┌────────

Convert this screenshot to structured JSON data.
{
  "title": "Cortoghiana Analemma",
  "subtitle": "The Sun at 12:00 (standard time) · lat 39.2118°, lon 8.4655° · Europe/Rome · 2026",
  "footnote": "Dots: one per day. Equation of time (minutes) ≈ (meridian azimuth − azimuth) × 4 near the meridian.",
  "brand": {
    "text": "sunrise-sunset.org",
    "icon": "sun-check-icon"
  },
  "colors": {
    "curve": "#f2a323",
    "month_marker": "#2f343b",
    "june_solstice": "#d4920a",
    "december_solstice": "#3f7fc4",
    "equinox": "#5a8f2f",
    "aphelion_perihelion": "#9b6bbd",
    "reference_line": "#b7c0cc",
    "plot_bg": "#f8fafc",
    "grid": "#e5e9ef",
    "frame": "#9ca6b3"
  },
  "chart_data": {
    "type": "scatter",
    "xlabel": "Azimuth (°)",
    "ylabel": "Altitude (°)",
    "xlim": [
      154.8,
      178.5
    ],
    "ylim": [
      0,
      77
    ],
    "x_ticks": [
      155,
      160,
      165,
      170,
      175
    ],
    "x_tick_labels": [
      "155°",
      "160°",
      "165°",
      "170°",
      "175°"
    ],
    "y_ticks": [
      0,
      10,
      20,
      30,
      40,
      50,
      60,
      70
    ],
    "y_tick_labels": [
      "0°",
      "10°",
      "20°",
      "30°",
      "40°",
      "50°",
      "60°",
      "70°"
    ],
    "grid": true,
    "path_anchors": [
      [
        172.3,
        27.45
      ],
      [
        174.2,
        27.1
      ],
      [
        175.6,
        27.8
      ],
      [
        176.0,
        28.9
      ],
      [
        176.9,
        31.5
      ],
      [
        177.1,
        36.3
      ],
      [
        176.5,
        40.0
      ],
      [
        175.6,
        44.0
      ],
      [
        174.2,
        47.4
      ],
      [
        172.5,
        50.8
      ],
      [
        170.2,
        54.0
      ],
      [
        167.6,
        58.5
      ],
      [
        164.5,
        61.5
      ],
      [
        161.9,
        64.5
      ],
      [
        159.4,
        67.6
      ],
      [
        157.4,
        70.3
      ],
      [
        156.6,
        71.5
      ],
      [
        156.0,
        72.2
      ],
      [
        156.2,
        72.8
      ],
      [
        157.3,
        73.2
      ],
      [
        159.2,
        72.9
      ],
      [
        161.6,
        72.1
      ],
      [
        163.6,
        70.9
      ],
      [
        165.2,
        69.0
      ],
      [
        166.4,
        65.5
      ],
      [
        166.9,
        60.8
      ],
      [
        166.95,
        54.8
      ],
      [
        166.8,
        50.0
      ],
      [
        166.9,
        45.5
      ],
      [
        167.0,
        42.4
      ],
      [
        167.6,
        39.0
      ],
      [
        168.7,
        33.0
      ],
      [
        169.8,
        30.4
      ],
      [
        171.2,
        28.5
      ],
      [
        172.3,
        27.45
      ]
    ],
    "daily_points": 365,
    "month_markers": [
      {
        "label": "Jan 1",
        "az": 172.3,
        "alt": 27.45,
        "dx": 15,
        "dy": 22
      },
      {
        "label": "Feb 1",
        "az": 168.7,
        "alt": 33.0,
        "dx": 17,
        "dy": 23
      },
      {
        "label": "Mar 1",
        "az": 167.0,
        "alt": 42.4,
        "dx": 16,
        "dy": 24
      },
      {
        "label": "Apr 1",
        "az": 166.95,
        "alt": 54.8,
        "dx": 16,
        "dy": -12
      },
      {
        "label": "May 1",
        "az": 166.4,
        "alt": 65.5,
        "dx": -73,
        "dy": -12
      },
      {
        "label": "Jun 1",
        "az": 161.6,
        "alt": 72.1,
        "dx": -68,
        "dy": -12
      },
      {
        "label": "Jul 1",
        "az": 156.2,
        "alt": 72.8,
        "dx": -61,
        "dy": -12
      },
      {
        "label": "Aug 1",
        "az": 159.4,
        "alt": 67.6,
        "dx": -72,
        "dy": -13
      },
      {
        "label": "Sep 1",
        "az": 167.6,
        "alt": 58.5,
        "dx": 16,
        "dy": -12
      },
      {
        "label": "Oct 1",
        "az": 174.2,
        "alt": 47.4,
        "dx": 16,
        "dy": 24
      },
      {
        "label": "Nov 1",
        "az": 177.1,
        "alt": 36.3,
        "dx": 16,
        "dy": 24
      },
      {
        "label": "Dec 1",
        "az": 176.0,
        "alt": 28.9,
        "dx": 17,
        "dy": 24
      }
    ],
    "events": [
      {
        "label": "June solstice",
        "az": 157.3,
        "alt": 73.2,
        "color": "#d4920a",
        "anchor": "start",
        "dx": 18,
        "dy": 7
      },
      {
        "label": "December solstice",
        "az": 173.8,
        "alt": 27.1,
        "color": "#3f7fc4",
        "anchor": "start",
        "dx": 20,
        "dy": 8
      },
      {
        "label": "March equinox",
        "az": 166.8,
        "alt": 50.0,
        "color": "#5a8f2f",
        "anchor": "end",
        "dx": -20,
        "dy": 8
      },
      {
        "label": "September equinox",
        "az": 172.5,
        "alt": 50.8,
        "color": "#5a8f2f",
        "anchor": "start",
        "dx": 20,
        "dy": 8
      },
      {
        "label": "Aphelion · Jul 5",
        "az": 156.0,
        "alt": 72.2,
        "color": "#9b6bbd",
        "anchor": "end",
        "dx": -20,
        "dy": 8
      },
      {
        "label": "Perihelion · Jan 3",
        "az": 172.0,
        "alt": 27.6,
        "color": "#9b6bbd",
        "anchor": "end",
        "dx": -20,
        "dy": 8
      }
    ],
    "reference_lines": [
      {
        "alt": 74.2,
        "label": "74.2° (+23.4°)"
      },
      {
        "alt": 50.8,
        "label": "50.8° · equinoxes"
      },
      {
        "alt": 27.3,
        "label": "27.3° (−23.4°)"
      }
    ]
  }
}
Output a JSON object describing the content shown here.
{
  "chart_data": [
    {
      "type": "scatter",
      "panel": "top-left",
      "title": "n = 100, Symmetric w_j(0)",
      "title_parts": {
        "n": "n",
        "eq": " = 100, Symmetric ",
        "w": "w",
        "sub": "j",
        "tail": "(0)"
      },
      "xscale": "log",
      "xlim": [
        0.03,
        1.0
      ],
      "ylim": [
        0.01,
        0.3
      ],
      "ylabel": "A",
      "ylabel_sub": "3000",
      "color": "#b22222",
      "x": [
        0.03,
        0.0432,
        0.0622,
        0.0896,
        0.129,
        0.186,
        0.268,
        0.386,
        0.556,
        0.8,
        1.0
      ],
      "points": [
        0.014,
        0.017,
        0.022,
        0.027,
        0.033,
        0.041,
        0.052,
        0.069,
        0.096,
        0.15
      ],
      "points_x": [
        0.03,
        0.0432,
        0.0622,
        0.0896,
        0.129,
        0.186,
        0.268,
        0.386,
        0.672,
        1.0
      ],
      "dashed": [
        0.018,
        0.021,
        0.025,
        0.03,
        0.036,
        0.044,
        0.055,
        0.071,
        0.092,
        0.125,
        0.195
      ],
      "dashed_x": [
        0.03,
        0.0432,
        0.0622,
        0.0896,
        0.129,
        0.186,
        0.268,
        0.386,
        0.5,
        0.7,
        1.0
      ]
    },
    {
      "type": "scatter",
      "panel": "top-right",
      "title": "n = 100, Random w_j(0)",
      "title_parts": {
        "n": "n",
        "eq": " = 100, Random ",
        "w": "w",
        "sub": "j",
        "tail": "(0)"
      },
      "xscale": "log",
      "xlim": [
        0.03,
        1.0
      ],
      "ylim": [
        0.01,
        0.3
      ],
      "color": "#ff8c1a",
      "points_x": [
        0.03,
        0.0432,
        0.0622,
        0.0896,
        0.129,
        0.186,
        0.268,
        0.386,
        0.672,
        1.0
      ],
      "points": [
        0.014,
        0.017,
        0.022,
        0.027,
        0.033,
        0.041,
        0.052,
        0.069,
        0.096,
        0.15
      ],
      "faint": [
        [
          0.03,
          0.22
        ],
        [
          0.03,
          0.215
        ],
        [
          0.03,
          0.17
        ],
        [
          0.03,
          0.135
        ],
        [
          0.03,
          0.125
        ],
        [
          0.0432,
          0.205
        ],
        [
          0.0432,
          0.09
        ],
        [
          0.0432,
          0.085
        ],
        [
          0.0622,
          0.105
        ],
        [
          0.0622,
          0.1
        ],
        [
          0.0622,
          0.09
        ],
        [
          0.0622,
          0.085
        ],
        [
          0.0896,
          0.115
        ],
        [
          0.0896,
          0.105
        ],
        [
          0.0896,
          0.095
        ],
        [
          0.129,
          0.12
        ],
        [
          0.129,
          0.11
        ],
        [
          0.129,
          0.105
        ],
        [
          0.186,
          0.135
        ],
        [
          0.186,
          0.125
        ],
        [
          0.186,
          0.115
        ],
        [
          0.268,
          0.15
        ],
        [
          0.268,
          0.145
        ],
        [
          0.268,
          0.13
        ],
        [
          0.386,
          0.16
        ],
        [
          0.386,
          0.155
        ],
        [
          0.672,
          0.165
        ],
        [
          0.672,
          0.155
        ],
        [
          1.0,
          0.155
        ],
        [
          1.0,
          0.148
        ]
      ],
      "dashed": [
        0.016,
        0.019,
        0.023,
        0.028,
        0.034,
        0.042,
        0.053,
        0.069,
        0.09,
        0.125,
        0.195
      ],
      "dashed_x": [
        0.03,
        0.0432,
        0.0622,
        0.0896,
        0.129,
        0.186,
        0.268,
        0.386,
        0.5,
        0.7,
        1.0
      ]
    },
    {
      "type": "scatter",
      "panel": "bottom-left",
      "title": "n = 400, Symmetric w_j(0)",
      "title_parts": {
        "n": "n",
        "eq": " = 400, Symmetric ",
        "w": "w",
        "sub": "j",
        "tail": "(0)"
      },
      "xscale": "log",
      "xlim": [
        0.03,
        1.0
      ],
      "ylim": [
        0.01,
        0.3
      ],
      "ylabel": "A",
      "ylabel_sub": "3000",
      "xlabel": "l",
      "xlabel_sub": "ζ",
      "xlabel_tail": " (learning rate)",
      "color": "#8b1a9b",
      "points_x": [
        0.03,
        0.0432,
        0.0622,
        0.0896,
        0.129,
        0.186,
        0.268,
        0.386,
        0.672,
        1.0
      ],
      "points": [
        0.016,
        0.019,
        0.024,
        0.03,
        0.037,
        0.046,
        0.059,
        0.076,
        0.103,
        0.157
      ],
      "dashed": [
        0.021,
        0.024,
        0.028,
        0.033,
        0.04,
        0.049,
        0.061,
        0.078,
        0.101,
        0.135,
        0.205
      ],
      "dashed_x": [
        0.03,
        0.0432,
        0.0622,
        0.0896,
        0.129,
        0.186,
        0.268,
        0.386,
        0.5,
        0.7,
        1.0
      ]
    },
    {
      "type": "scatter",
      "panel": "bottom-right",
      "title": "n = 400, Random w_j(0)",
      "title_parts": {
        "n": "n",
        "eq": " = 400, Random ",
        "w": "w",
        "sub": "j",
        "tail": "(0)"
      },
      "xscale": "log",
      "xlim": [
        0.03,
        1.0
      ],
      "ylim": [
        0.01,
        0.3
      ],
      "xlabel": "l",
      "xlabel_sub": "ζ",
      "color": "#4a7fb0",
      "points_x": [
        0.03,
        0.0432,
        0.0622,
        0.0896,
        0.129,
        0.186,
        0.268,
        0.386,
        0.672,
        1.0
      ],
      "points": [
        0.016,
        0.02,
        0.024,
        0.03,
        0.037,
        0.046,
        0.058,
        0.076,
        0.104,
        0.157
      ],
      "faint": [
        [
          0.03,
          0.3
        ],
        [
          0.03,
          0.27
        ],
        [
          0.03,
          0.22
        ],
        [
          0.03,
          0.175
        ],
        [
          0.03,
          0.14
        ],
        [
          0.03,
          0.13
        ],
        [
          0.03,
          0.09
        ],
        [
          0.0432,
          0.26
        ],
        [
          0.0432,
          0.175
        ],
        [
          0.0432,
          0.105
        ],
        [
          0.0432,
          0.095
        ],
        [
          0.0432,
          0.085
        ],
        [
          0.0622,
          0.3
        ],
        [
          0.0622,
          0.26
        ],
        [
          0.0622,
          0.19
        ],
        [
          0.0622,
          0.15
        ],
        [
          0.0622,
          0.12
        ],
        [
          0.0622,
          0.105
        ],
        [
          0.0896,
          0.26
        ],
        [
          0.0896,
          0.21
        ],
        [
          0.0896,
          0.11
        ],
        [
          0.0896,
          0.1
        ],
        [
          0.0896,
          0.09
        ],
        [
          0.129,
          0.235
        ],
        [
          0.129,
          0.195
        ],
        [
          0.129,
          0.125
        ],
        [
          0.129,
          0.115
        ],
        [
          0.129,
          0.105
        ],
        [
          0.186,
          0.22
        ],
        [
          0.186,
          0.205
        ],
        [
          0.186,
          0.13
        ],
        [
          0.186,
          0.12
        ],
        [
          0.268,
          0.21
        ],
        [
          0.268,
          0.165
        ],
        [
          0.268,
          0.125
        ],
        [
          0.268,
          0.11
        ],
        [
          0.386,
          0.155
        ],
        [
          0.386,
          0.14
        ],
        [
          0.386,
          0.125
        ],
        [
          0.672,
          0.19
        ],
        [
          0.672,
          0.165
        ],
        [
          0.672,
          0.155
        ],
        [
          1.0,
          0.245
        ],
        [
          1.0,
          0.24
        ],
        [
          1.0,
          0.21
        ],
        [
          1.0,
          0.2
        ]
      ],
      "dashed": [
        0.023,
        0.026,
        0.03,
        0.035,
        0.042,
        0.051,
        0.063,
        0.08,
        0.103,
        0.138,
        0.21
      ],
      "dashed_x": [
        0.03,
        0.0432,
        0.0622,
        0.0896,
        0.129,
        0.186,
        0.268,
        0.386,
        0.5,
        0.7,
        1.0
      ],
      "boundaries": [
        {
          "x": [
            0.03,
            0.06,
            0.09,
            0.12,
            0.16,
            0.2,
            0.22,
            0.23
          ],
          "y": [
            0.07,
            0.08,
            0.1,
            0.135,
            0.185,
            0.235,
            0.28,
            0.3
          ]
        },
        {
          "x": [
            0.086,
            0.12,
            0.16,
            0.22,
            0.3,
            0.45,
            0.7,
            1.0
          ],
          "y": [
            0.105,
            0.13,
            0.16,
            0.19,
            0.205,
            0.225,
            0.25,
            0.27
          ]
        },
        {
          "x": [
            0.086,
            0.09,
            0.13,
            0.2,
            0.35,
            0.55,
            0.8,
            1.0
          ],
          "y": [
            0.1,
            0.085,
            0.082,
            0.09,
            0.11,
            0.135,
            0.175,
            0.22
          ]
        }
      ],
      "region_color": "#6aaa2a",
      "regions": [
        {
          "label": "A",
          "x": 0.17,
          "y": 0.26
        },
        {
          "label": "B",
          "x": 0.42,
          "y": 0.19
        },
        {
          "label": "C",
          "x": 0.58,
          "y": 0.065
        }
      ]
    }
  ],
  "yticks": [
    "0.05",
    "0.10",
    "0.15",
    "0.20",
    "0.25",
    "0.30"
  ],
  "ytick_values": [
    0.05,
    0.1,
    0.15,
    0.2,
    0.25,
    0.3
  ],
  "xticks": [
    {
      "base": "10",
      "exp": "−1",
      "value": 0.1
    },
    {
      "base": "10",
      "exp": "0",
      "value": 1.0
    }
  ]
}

└────────

_BRIEF:_
Pull every line containing the word "time" out of the material.

_OUTPUT OF THE TASK:_
  "subtitle": "The Sun at 12:00 (standard time) · lat 39.2118°, lon 8.4655° · Europe/Rome · 2026",
  "footnote": "Dots: one per day. Equation of time (minutes) ≈ (meridian azimuth − azimuth) × 4 near the meridian.",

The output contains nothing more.